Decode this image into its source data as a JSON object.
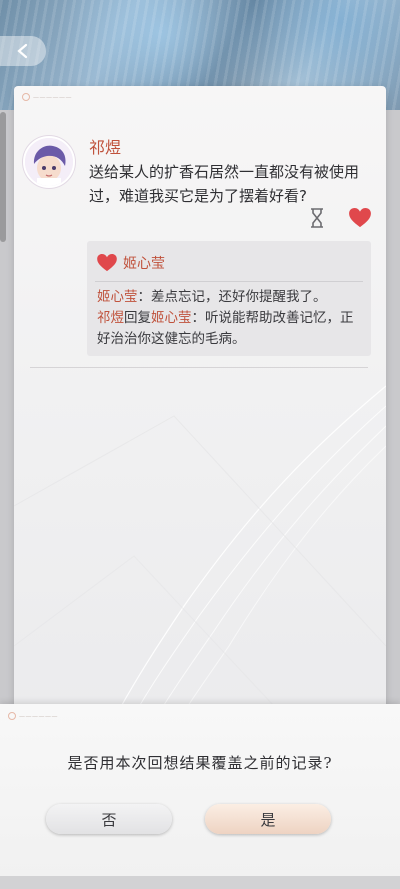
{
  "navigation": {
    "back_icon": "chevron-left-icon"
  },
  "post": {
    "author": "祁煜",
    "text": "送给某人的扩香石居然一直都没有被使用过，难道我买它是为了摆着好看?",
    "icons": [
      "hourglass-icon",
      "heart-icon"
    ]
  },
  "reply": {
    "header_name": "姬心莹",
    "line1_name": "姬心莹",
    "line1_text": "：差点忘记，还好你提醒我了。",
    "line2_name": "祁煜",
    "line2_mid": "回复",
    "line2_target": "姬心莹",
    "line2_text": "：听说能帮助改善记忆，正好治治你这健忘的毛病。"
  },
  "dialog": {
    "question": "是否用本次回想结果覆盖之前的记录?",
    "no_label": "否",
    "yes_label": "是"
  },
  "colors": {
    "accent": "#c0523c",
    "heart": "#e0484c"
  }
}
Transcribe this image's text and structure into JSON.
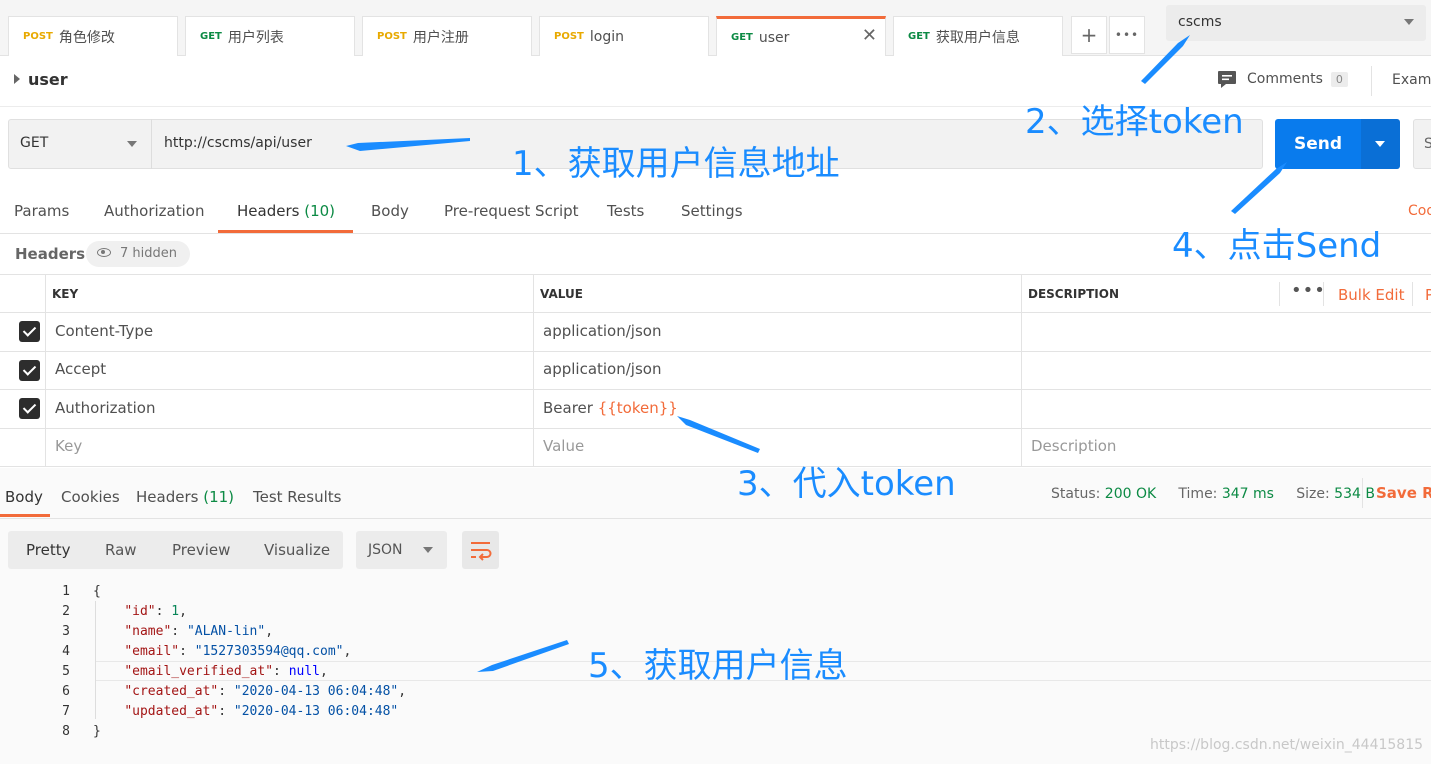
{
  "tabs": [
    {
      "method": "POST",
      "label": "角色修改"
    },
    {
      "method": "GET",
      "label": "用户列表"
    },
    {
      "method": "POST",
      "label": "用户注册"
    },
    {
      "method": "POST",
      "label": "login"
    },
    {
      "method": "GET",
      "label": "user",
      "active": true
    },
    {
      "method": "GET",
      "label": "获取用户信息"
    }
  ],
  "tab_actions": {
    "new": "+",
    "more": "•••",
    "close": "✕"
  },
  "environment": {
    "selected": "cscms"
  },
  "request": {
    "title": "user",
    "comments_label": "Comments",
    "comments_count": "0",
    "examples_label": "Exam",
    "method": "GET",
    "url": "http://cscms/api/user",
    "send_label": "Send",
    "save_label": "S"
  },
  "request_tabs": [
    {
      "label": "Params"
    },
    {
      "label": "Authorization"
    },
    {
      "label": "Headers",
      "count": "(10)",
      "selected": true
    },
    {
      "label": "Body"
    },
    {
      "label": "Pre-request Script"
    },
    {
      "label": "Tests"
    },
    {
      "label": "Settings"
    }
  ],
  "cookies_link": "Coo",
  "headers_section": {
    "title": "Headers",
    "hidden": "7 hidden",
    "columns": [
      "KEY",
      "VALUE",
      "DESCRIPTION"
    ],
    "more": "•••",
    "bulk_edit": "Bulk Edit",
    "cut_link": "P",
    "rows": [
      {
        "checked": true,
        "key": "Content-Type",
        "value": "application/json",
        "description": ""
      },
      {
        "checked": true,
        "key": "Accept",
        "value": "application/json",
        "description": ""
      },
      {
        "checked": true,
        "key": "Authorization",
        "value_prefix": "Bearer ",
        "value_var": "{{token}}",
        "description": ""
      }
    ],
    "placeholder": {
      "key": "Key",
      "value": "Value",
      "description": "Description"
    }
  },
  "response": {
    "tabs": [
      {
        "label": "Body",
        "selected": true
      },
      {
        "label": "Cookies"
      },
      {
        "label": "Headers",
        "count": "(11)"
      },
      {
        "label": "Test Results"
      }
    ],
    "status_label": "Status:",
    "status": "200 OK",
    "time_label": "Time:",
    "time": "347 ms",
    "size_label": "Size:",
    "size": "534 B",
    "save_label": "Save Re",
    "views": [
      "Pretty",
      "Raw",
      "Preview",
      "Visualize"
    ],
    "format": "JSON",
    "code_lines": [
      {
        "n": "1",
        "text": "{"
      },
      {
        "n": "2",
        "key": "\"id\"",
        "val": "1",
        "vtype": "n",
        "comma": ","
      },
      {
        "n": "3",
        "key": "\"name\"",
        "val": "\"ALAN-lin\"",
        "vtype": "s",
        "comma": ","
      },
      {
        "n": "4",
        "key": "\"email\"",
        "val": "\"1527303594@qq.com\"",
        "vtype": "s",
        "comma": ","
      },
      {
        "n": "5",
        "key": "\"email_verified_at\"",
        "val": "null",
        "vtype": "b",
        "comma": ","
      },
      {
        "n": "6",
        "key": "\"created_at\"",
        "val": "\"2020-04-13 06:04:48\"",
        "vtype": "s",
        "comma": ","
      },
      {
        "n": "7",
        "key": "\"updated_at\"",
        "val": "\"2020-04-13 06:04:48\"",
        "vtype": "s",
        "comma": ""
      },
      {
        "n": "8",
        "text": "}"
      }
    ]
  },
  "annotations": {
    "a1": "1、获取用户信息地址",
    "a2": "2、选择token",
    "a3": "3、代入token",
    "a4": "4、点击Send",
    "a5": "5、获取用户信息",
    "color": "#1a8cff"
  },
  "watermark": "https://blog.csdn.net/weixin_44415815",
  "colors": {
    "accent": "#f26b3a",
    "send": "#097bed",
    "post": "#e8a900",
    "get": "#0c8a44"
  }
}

--------------------

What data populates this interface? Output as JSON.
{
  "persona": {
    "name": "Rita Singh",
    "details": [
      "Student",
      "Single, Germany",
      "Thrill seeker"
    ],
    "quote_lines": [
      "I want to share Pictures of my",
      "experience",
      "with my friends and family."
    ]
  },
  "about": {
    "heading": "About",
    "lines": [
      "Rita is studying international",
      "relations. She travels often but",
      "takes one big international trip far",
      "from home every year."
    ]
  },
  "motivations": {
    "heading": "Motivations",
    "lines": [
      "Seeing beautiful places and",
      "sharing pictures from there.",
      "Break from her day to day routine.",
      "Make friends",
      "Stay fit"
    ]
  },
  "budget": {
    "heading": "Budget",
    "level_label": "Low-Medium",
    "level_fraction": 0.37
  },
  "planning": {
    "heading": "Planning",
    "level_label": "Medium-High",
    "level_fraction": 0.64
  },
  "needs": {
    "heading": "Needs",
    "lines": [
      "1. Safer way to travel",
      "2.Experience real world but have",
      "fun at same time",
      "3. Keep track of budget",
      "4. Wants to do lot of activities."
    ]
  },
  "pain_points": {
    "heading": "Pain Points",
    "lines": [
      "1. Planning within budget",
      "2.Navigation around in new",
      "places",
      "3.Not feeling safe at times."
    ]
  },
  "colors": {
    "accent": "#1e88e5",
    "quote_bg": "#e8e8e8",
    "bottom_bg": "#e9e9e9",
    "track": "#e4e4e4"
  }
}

--------------------

» Requirements: Pull every line containing "Medium" out of the records.

» Written solution:
    "level_label": "Low-Medium",
    "level_label": "Medium-High",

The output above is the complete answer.